• **Exercise prompt**
Check each line of the material below for "EFFECT", then copy the ones that contain it.

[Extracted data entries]
....
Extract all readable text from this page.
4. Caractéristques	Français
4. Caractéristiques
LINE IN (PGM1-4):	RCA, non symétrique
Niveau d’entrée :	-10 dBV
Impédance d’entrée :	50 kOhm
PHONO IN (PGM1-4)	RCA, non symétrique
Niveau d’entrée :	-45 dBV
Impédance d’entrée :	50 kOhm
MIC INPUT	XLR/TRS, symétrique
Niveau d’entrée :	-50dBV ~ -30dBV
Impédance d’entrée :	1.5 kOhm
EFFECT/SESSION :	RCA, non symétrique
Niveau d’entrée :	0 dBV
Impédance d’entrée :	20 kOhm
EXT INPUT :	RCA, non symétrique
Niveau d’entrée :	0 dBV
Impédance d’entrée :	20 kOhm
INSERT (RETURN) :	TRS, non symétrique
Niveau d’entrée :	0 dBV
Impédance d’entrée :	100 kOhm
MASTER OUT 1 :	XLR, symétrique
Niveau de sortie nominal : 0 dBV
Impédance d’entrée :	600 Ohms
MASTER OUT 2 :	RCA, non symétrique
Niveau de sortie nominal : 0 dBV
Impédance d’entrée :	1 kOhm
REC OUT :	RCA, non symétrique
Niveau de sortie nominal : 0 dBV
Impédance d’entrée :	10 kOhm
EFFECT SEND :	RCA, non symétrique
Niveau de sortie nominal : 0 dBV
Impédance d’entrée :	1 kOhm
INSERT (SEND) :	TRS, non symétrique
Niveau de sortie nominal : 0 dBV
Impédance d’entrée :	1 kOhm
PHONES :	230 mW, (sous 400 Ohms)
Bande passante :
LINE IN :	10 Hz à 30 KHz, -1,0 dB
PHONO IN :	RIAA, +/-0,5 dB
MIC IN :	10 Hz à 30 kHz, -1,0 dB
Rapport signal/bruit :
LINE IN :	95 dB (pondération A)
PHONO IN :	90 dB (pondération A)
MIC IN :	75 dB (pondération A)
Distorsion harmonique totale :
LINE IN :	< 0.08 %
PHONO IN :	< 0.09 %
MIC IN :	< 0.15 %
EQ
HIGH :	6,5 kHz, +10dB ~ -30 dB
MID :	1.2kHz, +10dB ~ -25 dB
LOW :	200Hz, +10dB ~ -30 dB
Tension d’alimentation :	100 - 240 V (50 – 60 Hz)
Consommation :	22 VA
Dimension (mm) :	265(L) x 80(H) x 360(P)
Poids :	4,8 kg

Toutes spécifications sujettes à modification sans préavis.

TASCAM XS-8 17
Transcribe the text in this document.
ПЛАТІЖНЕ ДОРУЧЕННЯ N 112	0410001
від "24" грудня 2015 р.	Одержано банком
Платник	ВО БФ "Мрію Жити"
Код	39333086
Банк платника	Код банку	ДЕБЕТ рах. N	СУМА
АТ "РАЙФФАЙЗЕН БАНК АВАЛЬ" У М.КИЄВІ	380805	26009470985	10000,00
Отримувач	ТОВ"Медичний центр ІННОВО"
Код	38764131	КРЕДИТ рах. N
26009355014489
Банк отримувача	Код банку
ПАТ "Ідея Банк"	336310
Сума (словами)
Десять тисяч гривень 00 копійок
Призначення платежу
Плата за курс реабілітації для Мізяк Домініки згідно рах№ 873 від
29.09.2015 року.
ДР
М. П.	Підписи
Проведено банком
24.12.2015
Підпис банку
....
• **Result of this task**
EFFECT/SESSION :	RCA, non symétrique
EFFECT SEND :	RCA, non symétrique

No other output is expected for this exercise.